◆ **Written task**
Without the pictures, copy all the entries below exactly.

>>>>>

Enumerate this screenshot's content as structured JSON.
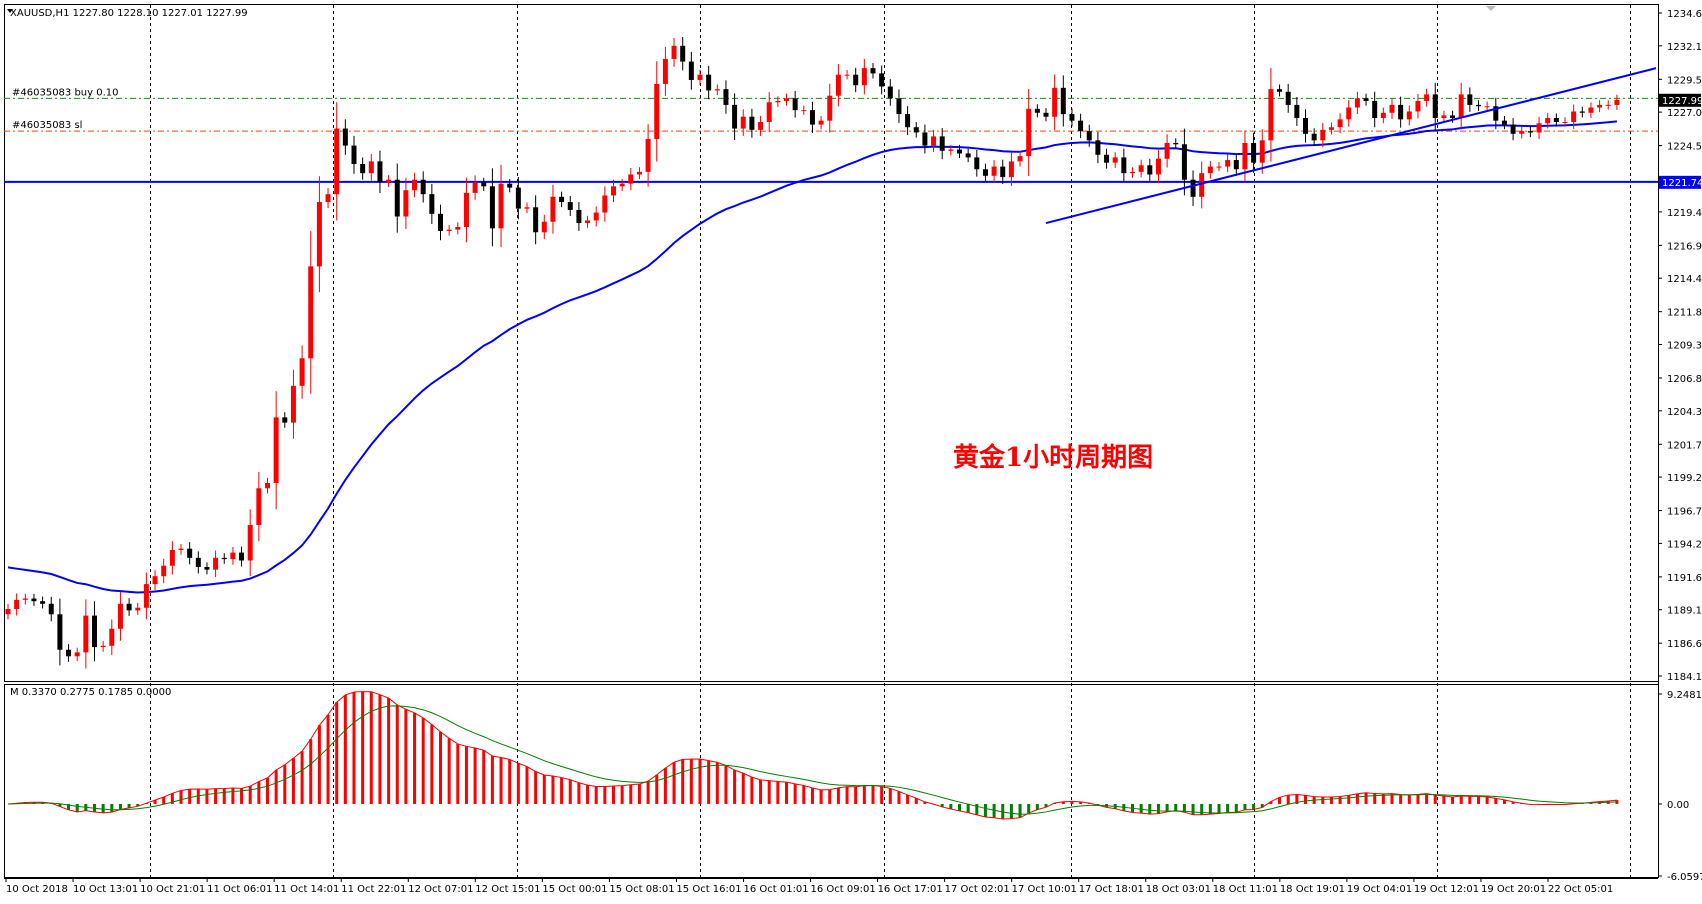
{
  "chart_data": [
    {
      "type": "candlestick",
      "symbol_header": "XAUUSD,H1  1227.80 1228.10 1227.01 1227.99",
      "ylim": [
        1184.1,
        1234.6
      ],
      "y_ticks": [
        "1234.60",
        "1232.10",
        "1229.55",
        "1227.05",
        "1224.50",
        "1221.95",
        "1219.45",
        "1216.90",
        "1214.40",
        "1211.85",
        "1209.35",
        "1206.80",
        "1204.30",
        "1201.75",
        "1199.25",
        "1196.70",
        "1194.20",
        "1191.65",
        "1189.15",
        "1186.60",
        "1184.10"
      ],
      "x_ticks": [
        "10 Oct 2018",
        "10 Oct 13:01",
        "10 Oct 21:01",
        "11 Oct 06:01",
        "11 Oct 14:01",
        "11 Oct 22:01",
        "12 Oct 07:01",
        "12 Oct 15:01",
        "15 Oct 00:01",
        "15 Oct 08:01",
        "15 Oct 16:01",
        "16 Oct 01:01",
        "16 Oct 09:01",
        "16 Oct 17:01",
        "17 Oct 02:01",
        "17 Oct 10:01",
        "17 Oct 18:01",
        "18 Oct 03:01",
        "18 Oct 11:01",
        "18 Oct 19:01",
        "19 Oct 04:01",
        "19 Oct 12:01",
        "19 Oct 20:01",
        "22 Oct 05:01"
      ],
      "annotation": "黄金1小时周期图",
      "current_price_label": "1227.99",
      "support_line_label": "1221.74",
      "support_level": 1221.74,
      "order_buy": {
        "label": "#46035083 buy 0.10",
        "price": 1228.1
      },
      "order_sl": {
        "label": "#46035083 sl",
        "price": 1225.6
      },
      "closes": [
        1189.2,
        1189.9,
        1190.0,
        1189.8,
        1189.6,
        1188.8,
        1186.1,
        1185.6,
        1185.9,
        1188.7,
        1186.3,
        1186.4,
        1187.7,
        1189.6,
        1189.1,
        1189.3,
        1191.1,
        1191.7,
        1192.5,
        1193.7,
        1193.8,
        1193.1,
        1192.4,
        1192.2,
        1193.1,
        1193.0,
        1193.5,
        1192.9,
        1195.6,
        1198.4,
        1198.8,
        1203.8,
        1203.4,
        1206.2,
        1208.3,
        1215.3,
        1220.2,
        1220.8,
        1225.8,
        1224.5,
        1223.1,
        1222.4,
        1223.3,
        1221.7,
        1221.9,
        1219.1,
        1221.1,
        1221.9,
        1220.8,
        1219.3,
        1218.0,
        1218.1,
        1218.3,
        1220.9,
        1221.7,
        1221.4,
        1218.2,
        1221.6,
        1221.3,
        1219.7,
        1219.8,
        1217.9,
        1218.7,
        1220.6,
        1220.2,
        1219.6,
        1218.6,
        1218.8,
        1219.4,
        1220.7,
        1221.4,
        1221.6,
        1222.3,
        1222.5,
        1225.0,
        1229.2,
        1231.1,
        1232.1,
        1230.9,
        1229.5,
        1229.9,
        1228.7,
        1228.8,
        1227.6,
        1225.8,
        1226.7,
        1225.7,
        1226.3,
        1227.8,
        1227.9,
        1228.1,
        1227.2,
        1227.2,
        1226.1,
        1226.4,
        1228.3,
        1229.9,
        1229.9,
        1229.1,
        1230.4,
        1230.0,
        1229.0,
        1228.1,
        1226.9,
        1225.9,
        1225.5,
        1224.5,
        1225.2,
        1224.1,
        1224.2,
        1223.9,
        1223.6,
        1222.7,
        1222.2,
        1222.9,
        1222.1,
        1223.3,
        1223.7,
        1227.3,
        1227.0,
        1226.7,
        1228.9,
        1226.9,
        1226.4,
        1225.6,
        1224.9,
        1223.8,
        1223.2,
        1223.6,
        1222.4,
        1222.5,
        1223.0,
        1222.3,
        1223.5,
        1224.7,
        1224.6,
        1221.9,
        1220.6,
        1222.4,
        1222.9,
        1222.9,
        1223.4,
        1222.7,
        1224.7,
        1223.2,
        1224.9,
        1228.8,
        1228.6,
        1227.6,
        1226.6,
        1225.4,
        1224.9,
        1225.7,
        1225.9,
        1226.5,
        1227.4,
        1228.1,
        1227.9,
        1226.6,
        1227.0,
        1227.6,
        1226.5,
        1227.1,
        1227.9,
        1228.4,
        1226.6,
        1226.8,
        1226.6,
        1228.4,
        1227.6,
        1227.5,
        1227.5,
        1226.4,
        1226.1,
        1225.4,
        1225.6,
        1225.5,
        1226.2,
        1226.6,
        1226.3,
        1226.3,
        1227.1,
        1227.0,
        1227.4,
        1227.6,
        1227.6,
        1227.99
      ],
      "oscillator": {
        "label": "M 0.3370 0.2775 0.1785 0.0000",
        "ylim": [
          -6.0597,
          9.2481
        ],
        "y_ticks": [
          "9.2481",
          "0.00",
          "-6.0597"
        ]
      }
    }
  ]
}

<<<<<

◆ **Response to this exercise**
Enumerate this screenshot's content as structured JSON.
{
  "chart_data": [
    {
      "type": "candlestick",
      "symbol_header": "XAUUSD,H1  1227.80 1228.10 1227.01 1227.99",
      "ylim": [
        1184.1,
        1234.6
      ],
      "y_ticks": [
        "1234.60",
        "1232.10",
        "1229.55",
        "1227.05",
        "1224.50",
        "1221.95",
        "1219.45",
        "1216.90",
        "1214.40",
        "1211.85",
        "1209.35",
        "1206.80",
        "1204.30",
        "1201.75",
        "1199.25",
        "1196.70",
        "1194.20",
        "1191.65",
        "1189.15",
        "1186.60",
        "1184.10"
      ],
      "x_ticks": [
        "10 Oct 2018",
        "10 Oct 13:01",
        "10 Oct 21:01",
        "11 Oct 06:01",
        "11 Oct 14:01",
        "11 Oct 22:01",
        "12 Oct 07:01",
        "12 Oct 15:01",
        "15 Oct 00:01",
        "15 Oct 08:01",
        "15 Oct 16:01",
        "16 Oct 01:01",
        "16 Oct 09:01",
        "16 Oct 17:01",
        "17 Oct 02:01",
        "17 Oct 10:01",
        "17 Oct 18:01",
        "18 Oct 03:01",
        "18 Oct 11:01",
        "18 Oct 19:01",
        "19 Oct 04:01",
        "19 Oct 12:01",
        "19 Oct 20:01",
        "22 Oct 05:01"
      ],
      "annotation": "黄金1小时周期图",
      "current_price_label": "1227.99",
      "support_line_label": "1221.74",
      "support_level": 1221.74,
      "order_buy": {
        "label": "#46035083 buy 0.10",
        "price": 1228.1
      },
      "order_sl": {
        "label": "#46035083 sl",
        "price": 1225.6
      },
      "closes": [
        1189.2,
        1189.9,
        1190.0,
        1189.8,
        1189.6,
        1188.8,
        1186.1,
        1185.6,
        1185.9,
        1188.7,
        1186.3,
        1186.4,
        1187.7,
        1189.6,
        1189.1,
        1189.3,
        1191.1,
        1191.7,
        1192.5,
        1193.7,
        1193.8,
        1193.1,
        1192.4,
        1192.2,
        1193.1,
        1193.0,
        1193.5,
        1192.9,
        1195.6,
        1198.4,
        1198.8,
        1203.8,
        1203.4,
        1206.2,
        1208.3,
        1215.3,
        1220.2,
        1220.8,
        1225.8,
        1224.5,
        1223.1,
        1222.4,
        1223.3,
        1221.7,
        1221.9,
        1219.1,
        1221.1,
        1221.9,
        1220.8,
        1219.3,
        1218.0,
        1218.1,
        1218.3,
        1220.9,
        1221.7,
        1221.4,
        1218.2,
        1221.6,
        1221.3,
        1219.7,
        1219.8,
        1217.9,
        1218.7,
        1220.6,
        1220.2,
        1219.6,
        1218.6,
        1218.8,
        1219.4,
        1220.7,
        1221.4,
        1221.6,
        1222.3,
        1222.5,
        1225.0,
        1229.2,
        1231.1,
        1232.1,
        1230.9,
        1229.5,
        1229.9,
        1228.7,
        1228.8,
        1227.6,
        1225.8,
        1226.7,
        1225.7,
        1226.3,
        1227.8,
        1227.9,
        1228.1,
        1227.2,
        1227.2,
        1226.1,
        1226.4,
        1228.3,
        1229.9,
        1229.9,
        1229.1,
        1230.4,
        1230.0,
        1229.0,
        1228.1,
        1226.9,
        1225.9,
        1225.5,
        1224.5,
        1225.2,
        1224.1,
        1224.2,
        1223.9,
        1223.6,
        1222.7,
        1222.2,
        1222.9,
        1222.1,
        1223.3,
        1223.7,
        1227.3,
        1227.0,
        1226.7,
        1228.9,
        1226.9,
        1226.4,
        1225.6,
        1224.9,
        1223.8,
        1223.2,
        1223.6,
        1222.4,
        1222.5,
        1223.0,
        1222.3,
        1223.5,
        1224.7,
        1224.6,
        1221.9,
        1220.6,
        1222.4,
        1222.9,
        1222.9,
        1223.4,
        1222.7,
        1224.7,
        1223.2,
        1224.9,
        1228.8,
        1228.6,
        1227.6,
        1226.6,
        1225.4,
        1224.9,
        1225.7,
        1225.9,
        1226.5,
        1227.4,
        1228.1,
        1227.9,
        1226.6,
        1227.0,
        1227.6,
        1226.5,
        1227.1,
        1227.9,
        1228.4,
        1226.6,
        1226.8,
        1226.6,
        1228.4,
        1227.6,
        1227.5,
        1227.5,
        1226.4,
        1226.1,
        1225.4,
        1225.6,
        1225.5,
        1226.2,
        1226.6,
        1226.3,
        1226.3,
        1227.1,
        1227.0,
        1227.4,
        1227.6,
        1227.6,
        1227.99
      ],
      "oscillator": {
        "label": "M 0.3370 0.2775 0.1785 0.0000",
        "ylim": [
          -6.0597,
          9.2481
        ],
        "y_ticks": [
          "9.2481",
          "0.00",
          "-6.0597"
        ]
      }
    }
  ]
}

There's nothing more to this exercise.